>>>

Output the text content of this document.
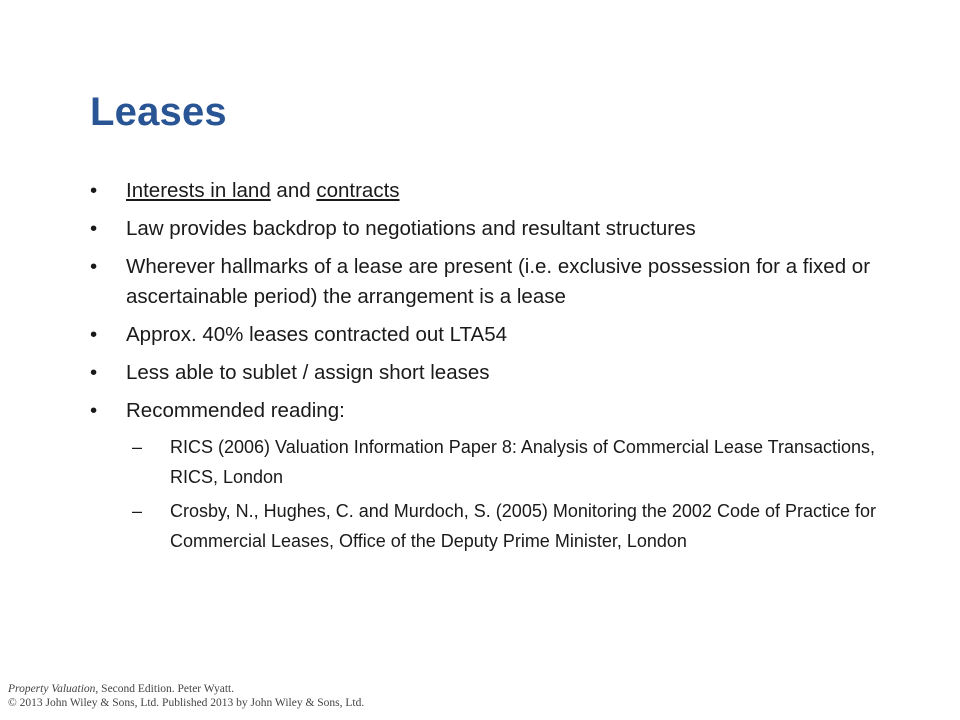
Leases
•	Interests in land and contracts
•	Law provides backdrop to negotiations and resultant structures
•	Wherever hallmarks of a lease are present (i.e. exclusive possession for a fixed or ascertainable period) the arrangement is a lease
•	Approx. 40% leases contracted out LTA54
•	Less able to sublet / assign short leases
•	Recommended reading:
– RICS (2006) Valuation Information Paper 8: Analysis of Commercial Lease Transactions, RICS, London
– Crosby, N., Hughes, C. and Murdoch, S. (2005) Monitoring the 2002 Code of Practice for Commercial Leases, Office of the Deputy Prime Minister, London
Property Valuation, Second Edition. Peter Wyatt.
© 2013 John Wiley & Sons, Ltd. Published 2013 by John Wiley & Sons, Ltd.
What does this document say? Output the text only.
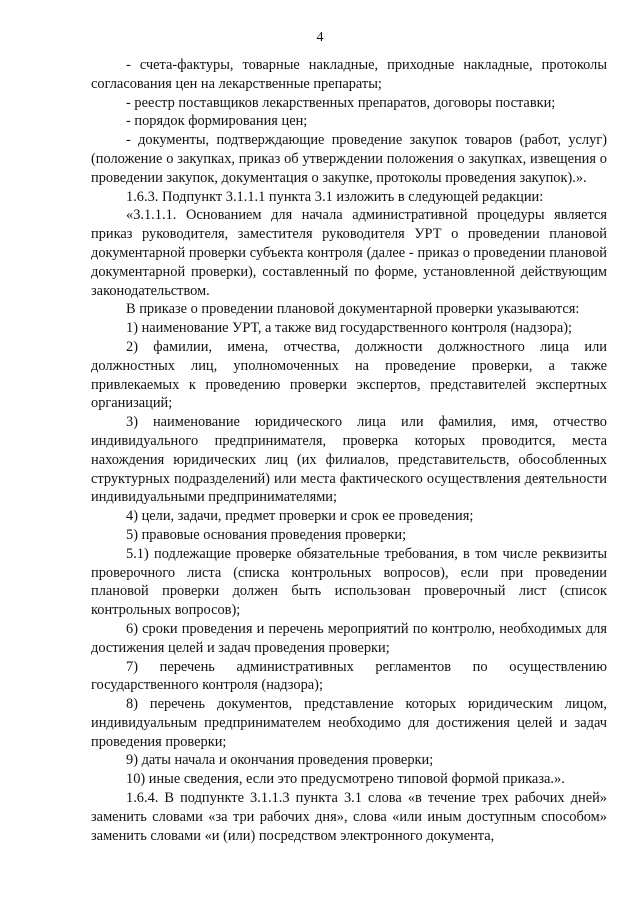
4

- счета-фактуры, товарные накладные, приходные накладные, протоколы согласования цен на лекарственные препараты;

- реестр поставщиков лекарственных препаратов, договоры поставки;

- порядок формирования цен;

- документы, подтверждающие проведение закупок товаров (работ, услуг) (положение о закупках, приказ об утверждении положения о закупках, извещения о проведении закупок, документация о закупке, протоколы проведения закупок).».

1.6.3. Подпункт 3.1.1.1 пункта 3.1 изложить в следующей редакции:

«3.1.1.1. Основанием для начала административной процедуры является приказ руководителя, заместителя руководителя УРТ о проведении плановой документарной проверки субъекта контроля (далее - приказ о проведении плановой документарной проверки), составленный по форме, установленной действующим законодательством.

В приказе о проведении плановой документарной проверки указываются:

1) наименование УРТ, а также вид государственного контроля (надзора);

2) фамилии, имена, отчества, должности должностного лица или должностных лиц, уполномоченных на проведение проверки, а также привлекаемых к проведению проверки экспертов, представителей экспертных организаций;

3) наименование юридического лица или фамилия, имя, отчество индивидуального предпринимателя, проверка которых проводится, места нахождения юридических лиц (их филиалов, представительств, обособленных структурных подразделений) или места фактического осуществления деятельности индивидуальными предпринимателями;

4) цели, задачи, предмет проверки и срок ее проведения;

5) правовые основания проведения проверки;

5.1) подлежащие проверке обязательные требования, в том числе реквизиты проверочного листа (списка контрольных вопросов), если при проведении плановой проверки должен быть использован проверочный лист (список контрольных вопросов);

6) сроки проведения и перечень мероприятий по контролю, необходимых для достижения целей и задач проведения проверки;

7) перечень административных регламентов по осуществлению государственного контроля (надзора);

8) перечень документов, представление которых юридическим лицом, индивидуальным предпринимателем необходимо для достижения целей и задач проведения проверки;

9) даты начала и окончания проведения проверки;

10) иные сведения, если это предусмотрено типовой формой приказа.».

1.6.4. В подпункте 3.1.1.3 пункта 3.1 слова «в течение трех рабочих дней» заменить словами «за три рабочих дня», слова «или иным доступным способом» заменить словами «и (или) посредством электронного документа,
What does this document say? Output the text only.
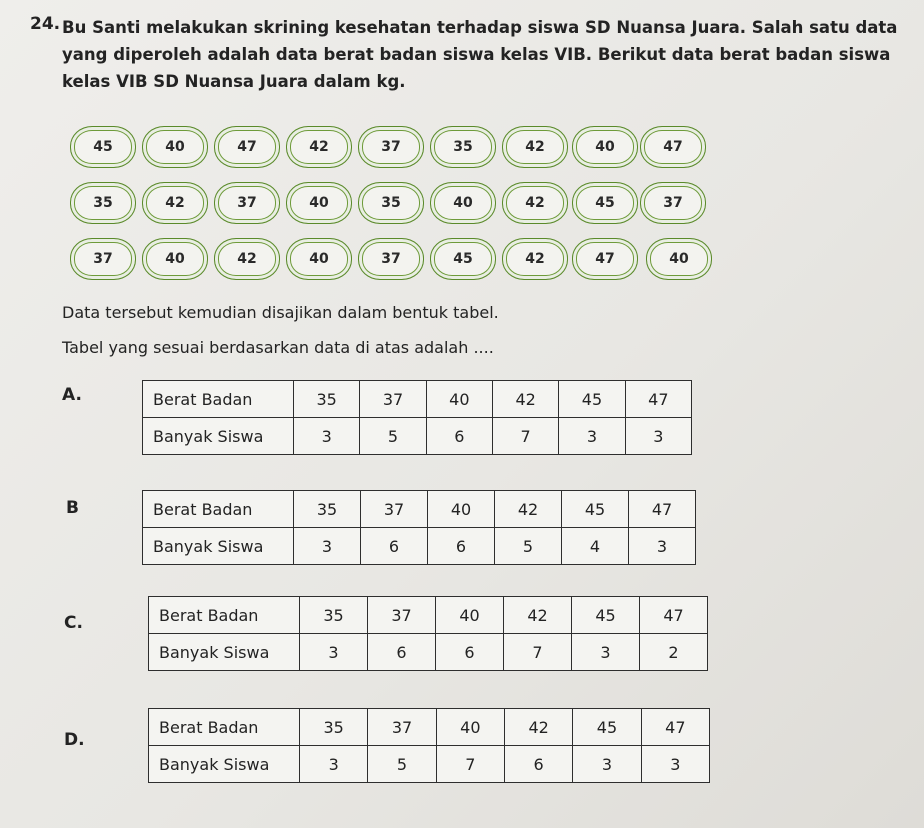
24. Bu Santi melakukan skrining kesehatan terhadap siswa SD Nuansa Juara. Salah satu data yang diperoleh adalah data berat badan siswa kelas VIB. Berikut data berat badan siswa kelas VIB SD Nuansa Juara dalam kg.
45	40	47	42	37	35	42	40	47
35	42	37	40	35	40	42	45	37
37	40	42	40	37	45	42	47	40
Data tersebut kemudian disajikan dalam bentuk tabel.
Tabel yang sesuai berdasarkan data di atas adalah ....
A.	Berat Badan	35	37	40	42	45	47
Banyak Siswa	3	5	6	7	3	3
B	Berat Badan	35	37	40	42	45	47
Banyak Siswa	3	6	6	5	4	3
C.	Berat Badan	35	37	40	42	45	47
Banyak Siswa	3	6	6	7	3	2
D.
Berat Badan	35	37	40	42	45	47
Banyak Siswa	3	5	7	6	3	3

<<<

■ **Problem to solve**
For the string "контроля", count the lines of the entries above that include it; answer with the number only.

■ **Reply to the exercise**
3